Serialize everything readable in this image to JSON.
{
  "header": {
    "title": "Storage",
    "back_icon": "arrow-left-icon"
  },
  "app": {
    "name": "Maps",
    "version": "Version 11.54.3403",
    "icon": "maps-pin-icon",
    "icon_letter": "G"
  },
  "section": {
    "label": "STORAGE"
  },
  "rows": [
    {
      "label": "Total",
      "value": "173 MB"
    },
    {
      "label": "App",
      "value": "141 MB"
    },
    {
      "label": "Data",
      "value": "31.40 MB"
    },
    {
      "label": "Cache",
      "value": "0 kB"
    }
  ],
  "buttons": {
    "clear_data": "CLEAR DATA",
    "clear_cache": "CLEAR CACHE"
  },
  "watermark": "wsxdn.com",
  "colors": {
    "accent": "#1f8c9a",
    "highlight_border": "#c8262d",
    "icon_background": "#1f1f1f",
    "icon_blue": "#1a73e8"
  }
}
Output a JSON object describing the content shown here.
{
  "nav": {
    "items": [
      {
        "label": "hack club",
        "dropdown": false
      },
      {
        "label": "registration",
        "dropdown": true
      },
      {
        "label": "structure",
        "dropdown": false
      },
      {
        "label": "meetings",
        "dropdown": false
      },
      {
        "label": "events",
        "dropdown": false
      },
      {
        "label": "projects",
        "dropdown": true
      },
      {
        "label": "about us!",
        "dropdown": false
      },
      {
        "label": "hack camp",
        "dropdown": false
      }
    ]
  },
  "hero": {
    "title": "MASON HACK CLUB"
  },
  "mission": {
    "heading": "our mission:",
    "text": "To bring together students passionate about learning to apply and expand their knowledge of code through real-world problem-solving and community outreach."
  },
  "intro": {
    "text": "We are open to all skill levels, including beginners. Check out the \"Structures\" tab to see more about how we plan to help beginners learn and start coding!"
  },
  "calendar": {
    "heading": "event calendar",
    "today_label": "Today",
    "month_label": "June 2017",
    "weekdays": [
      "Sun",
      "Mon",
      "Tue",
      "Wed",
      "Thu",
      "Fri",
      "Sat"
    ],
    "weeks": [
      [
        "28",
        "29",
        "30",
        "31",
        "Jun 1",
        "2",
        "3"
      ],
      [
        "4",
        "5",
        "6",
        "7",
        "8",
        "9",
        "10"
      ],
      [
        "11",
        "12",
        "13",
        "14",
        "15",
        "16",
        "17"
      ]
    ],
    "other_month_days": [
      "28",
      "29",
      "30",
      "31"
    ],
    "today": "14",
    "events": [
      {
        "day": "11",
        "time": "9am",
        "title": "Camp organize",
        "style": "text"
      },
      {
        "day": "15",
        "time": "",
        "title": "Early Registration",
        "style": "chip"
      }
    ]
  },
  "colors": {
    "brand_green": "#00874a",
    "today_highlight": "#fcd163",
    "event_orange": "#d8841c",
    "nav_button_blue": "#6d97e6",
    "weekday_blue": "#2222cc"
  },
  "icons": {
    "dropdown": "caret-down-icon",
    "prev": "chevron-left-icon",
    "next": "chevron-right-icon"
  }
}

GIVEN INSTRUCTION: Retype the whole listing, matching it exactly.

WRITTEN ANSWER:
Serialize everything readable in this image to JSON.
{
  "header": {
    "title": "Storage",
    "back_icon": "arrow-left-icon"
  },
  "app": {
    "name": "Maps",
    "version": "Version 11.54.3403",
    "icon": "maps-pin-icon",
    "icon_letter": "G"
  },
  "section": {
    "label": "STORAGE"
  },
  "rows": [
    {
      "label": "Total",
      "value": "173 MB"
    },
    {
      "label": "App",
      "value": "141 MB"
    },
    {
      "label": "Data",
      "value": "31.40 MB"
    },
    {
      "label": "Cache",
      "value": "0 kB"
    }
  ],
  "buttons": {
    "clear_data": "CLEAR DATA",
    "clear_cache": "CLEAR CACHE"
  },
  "watermark": "wsxdn.com",
  "colors": {
    "accent": "#1f8c9a",
    "highlight_border": "#c8262d",
    "icon_background": "#1f1f1f",
    "icon_blue": "#1a73e8"
  }
}
Output a JSON object describing the content shown here.
{
  "nav": {
    "items": [
      {
        "label": "hack club",
        "dropdown": false
      },
      {
        "label": "registration",
        "dropdown": true
      },
      {
        "label": "structure",
        "dropdown": false
      },
      {
        "label": "meetings",
        "dropdown": false
      },
      {
        "label": "events",
        "dropdown": false
      },
      {
        "label": "projects",
        "dropdown": true
      },
      {
        "label": "about us!",
        "dropdown": false
      },
      {
        "label": "hack camp",
        "dropdown": false
      }
    ]
  },
  "hero": {
    "title": "MASON HACK CLUB"
  },
  "mission": {
    "heading": "our mission:",
    "text": "To bring together students passionate about learning to apply and expand their knowledge of code through real-world problem-solving and community outreach."
  },
  "intro": {
    "text": "We are open to all skill levels, including beginners. Check out the \"Structures\" tab to see more about how we plan to help beginners learn and start coding!"
  },
  "calendar": {
    "heading": "event calendar",
    "today_label": "Today",
    "month_label": "June 2017",
    "weekdays": [
      "Sun",
      "Mon",
      "Tue",
      "Wed",
      "Thu",
      "Fri",
      "Sat"
    ],
    "weeks": [
      [
        "28",
        "29",
        "30",
        "31",
        "Jun 1",
        "2",
        "3"
      ],
      [
        "4",
        "5",
        "6",
        "7",
        "8",
        "9",
        "10"
      ],
      [
        "11",
        "12",
        "13",
        "14",
        "15",
        "16",
        "17"
      ]
    ],
    "other_month_days": [
      "28",
      "29",
      "30",
      "31"
    ],
    "today": "14",
    "events": [
      {
        "day": "11",
        "time": "9am",
        "title": "Camp organize",
        "style": "text"
      },
      {
        "day": "15",
        "time": "",
        "title": "Early Registration",
        "style": "chip"
      }
    ]
  },
  "colors": {
    "brand_green": "#00874a",
    "today_highlight": "#fcd163",
    "event_orange": "#d8841c",
    "nav_button_blue": "#6d97e6",
    "weekday_blue": "#2222cc"
  },
  "icons": {
    "dropdown": "caret-down-icon",
    "prev": "chevron-left-icon",
    "next": "chevron-right-icon"
  }
}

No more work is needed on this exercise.